Task instructions: Reproduce the data below line for line without any alteration, omitting the picture.
— start of Entries shown —
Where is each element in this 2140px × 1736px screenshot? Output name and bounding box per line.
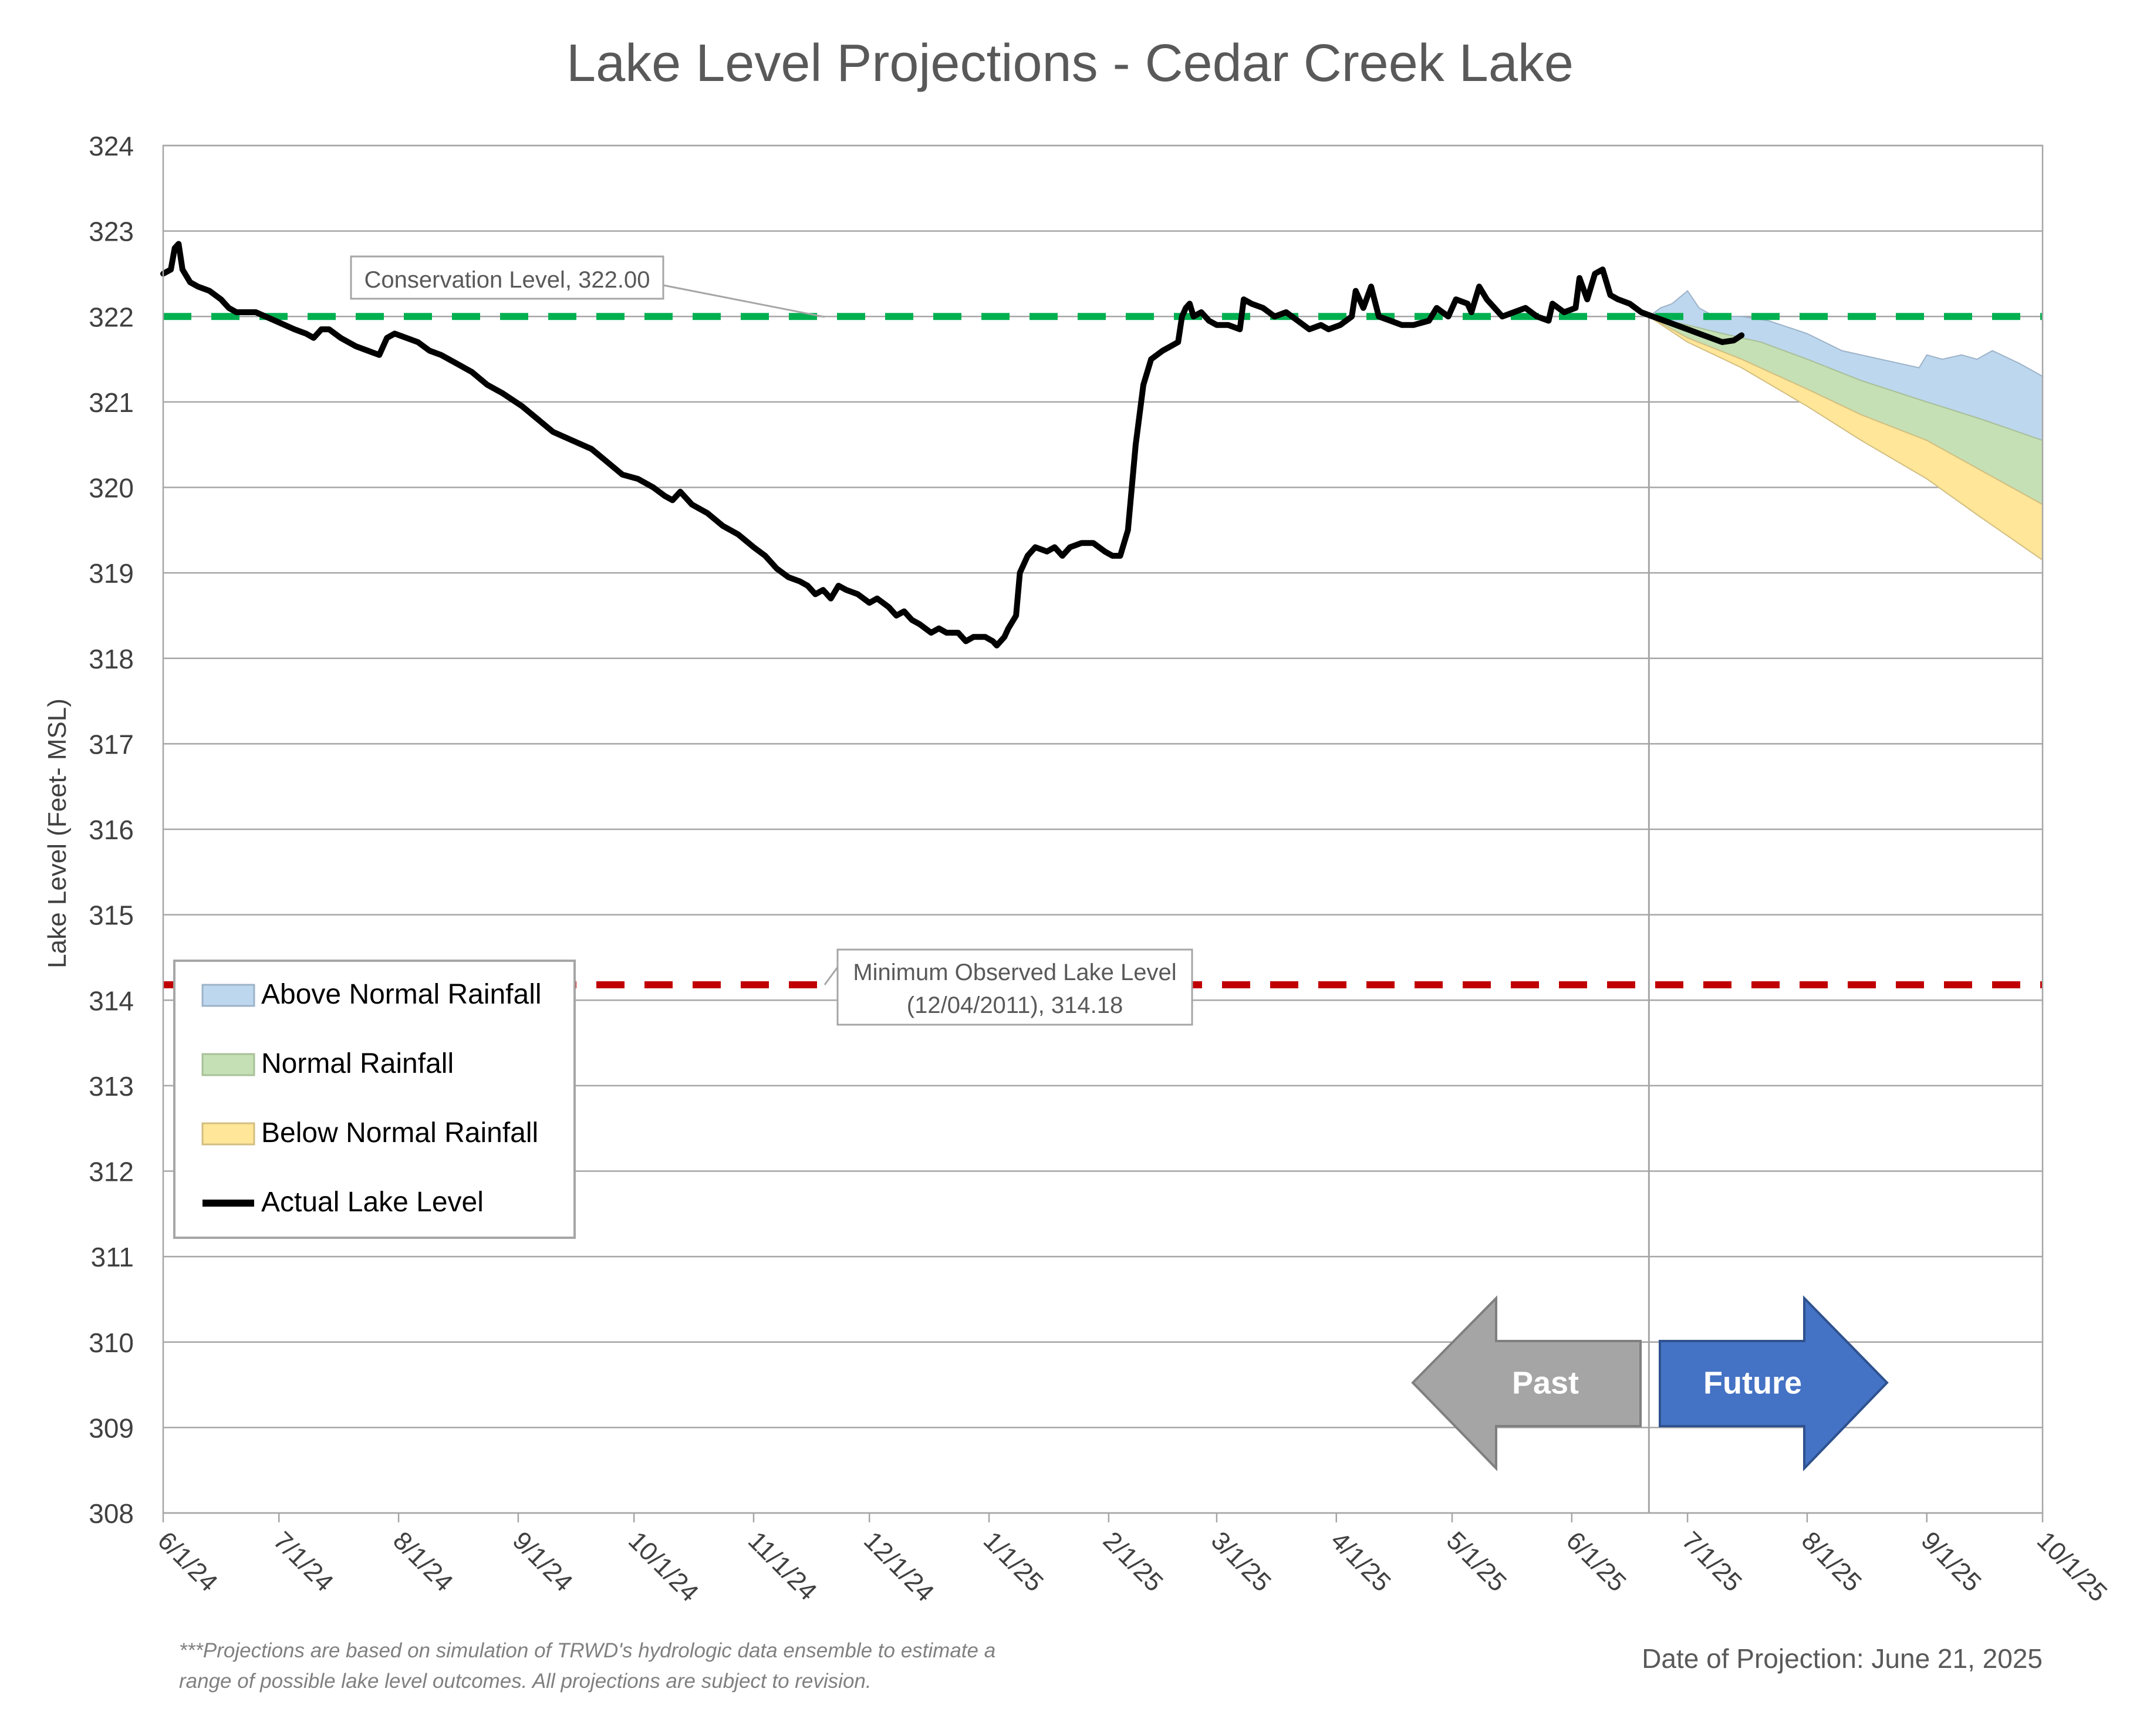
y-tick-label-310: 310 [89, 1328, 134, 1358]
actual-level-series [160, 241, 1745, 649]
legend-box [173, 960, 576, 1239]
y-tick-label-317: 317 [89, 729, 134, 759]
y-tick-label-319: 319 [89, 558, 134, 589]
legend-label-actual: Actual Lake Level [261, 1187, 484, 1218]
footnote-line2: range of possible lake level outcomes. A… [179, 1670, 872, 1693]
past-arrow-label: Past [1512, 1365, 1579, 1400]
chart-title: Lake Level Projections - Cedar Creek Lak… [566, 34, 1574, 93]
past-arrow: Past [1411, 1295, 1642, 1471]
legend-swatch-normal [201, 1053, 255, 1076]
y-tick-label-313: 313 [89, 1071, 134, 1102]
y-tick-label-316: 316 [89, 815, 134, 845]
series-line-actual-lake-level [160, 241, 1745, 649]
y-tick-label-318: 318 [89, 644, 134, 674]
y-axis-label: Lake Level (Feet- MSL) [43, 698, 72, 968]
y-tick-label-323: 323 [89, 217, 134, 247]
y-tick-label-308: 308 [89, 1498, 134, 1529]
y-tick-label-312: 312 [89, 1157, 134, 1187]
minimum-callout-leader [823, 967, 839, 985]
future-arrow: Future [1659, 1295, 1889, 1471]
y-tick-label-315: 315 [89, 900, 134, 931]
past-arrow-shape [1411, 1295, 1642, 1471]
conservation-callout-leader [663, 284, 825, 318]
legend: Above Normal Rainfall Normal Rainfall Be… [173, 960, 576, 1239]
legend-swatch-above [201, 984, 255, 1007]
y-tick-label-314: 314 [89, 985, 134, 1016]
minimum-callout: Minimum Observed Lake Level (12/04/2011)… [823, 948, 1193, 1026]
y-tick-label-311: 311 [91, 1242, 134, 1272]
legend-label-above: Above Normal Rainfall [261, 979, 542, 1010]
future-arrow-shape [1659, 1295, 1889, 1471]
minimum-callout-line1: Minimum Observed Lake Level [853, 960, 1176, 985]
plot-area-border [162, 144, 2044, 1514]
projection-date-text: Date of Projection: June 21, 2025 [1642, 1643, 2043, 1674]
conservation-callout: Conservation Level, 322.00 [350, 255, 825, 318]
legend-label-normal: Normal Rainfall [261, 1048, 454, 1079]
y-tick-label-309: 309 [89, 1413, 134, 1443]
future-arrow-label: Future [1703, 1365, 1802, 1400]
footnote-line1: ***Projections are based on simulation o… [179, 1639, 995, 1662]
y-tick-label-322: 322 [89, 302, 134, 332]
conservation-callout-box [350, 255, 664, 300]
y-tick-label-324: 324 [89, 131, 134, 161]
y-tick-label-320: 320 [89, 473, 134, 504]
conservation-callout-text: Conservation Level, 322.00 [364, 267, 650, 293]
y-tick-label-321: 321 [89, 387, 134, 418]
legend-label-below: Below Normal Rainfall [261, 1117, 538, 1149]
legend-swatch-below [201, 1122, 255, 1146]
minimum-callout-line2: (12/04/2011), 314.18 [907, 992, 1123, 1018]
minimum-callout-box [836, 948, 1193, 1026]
— end of Entries shown —
Solution to the problem:
Where is each element in this 2140px × 1736px screenshot? Output name and bounding box per line.
y-tick-label-310: 310 [89, 1328, 134, 1358]
actual-level-series [160, 241, 1745, 649]
legend-box [173, 960, 576, 1239]
y-tick-label-317: 317 [89, 729, 134, 759]
y-tick-label-319: 319 [89, 558, 134, 589]
legend-label-actual: Actual Lake Level [261, 1187, 484, 1218]
footnote-line2: range of possible lake level outcomes. A… [179, 1670, 872, 1693]
past-arrow-label: Past [1512, 1365, 1579, 1400]
chart-title: Lake Level Projections - Cedar Creek Lak… [566, 34, 1574, 93]
past-arrow: Past [1411, 1295, 1642, 1471]
legend-swatch-normal [201, 1053, 255, 1076]
y-tick-label-313: 313 [89, 1071, 134, 1102]
y-tick-label-316: 316 [89, 815, 134, 845]
series-line-actual-lake-level [160, 241, 1745, 649]
y-tick-label-318: 318 [89, 644, 134, 674]
y-axis-label: Lake Level (Feet- MSL) [43, 698, 72, 968]
y-tick-label-323: 323 [89, 217, 134, 247]
y-tick-label-308: 308 [89, 1498, 134, 1529]
y-tick-label-312: 312 [89, 1157, 134, 1187]
minimum-callout-leader [823, 967, 839, 985]
future-arrow: Future [1659, 1295, 1889, 1471]
y-tick-label-315: 315 [89, 900, 134, 931]
past-arrow-shape [1411, 1295, 1642, 1471]
conservation-callout-leader [663, 284, 825, 318]
legend: Above Normal Rainfall Normal Rainfall Be… [173, 960, 576, 1239]
legend-swatch-above [201, 984, 255, 1007]
y-tick-label-314: 314 [89, 985, 134, 1016]
minimum-callout: Minimum Observed Lake Level (12/04/2011)… [823, 948, 1193, 1026]
y-tick-label-311: 311 [91, 1242, 134, 1272]
legend-label-above: Above Normal Rainfall [261, 979, 542, 1010]
future-arrow-shape [1659, 1295, 1889, 1471]
minimum-callout-line1: Minimum Observed Lake Level [853, 960, 1176, 985]
plot-area-border [162, 144, 2044, 1514]
projection-date-text: Date of Projection: June 21, 2025 [1642, 1643, 2043, 1674]
conservation-callout: Conservation Level, 322.00 [350, 255, 825, 318]
legend-label-normal: Normal Rainfall [261, 1048, 454, 1079]
y-tick-label-309: 309 [89, 1413, 134, 1443]
future-arrow-label: Future [1703, 1365, 1802, 1400]
footnote-line1: ***Projections are based on simulation o… [179, 1639, 995, 1662]
y-tick-label-322: 322 [89, 302, 134, 332]
conservation-callout-box [350, 255, 664, 300]
y-tick-label-324: 324 [89, 131, 134, 161]
y-tick-label-320: 320 [89, 473, 134, 504]
conservation-callout-text: Conservation Level, 322.00 [364, 267, 650, 293]
y-tick-label-321: 321 [89, 387, 134, 418]
legend-label-below: Below Normal Rainfall [261, 1117, 538, 1149]
legend-swatch-below [201, 1122, 255, 1146]
minimum-callout-line2: (12/04/2011), 314.18 [907, 992, 1123, 1018]
minimum-callout-box [836, 948, 1193, 1026]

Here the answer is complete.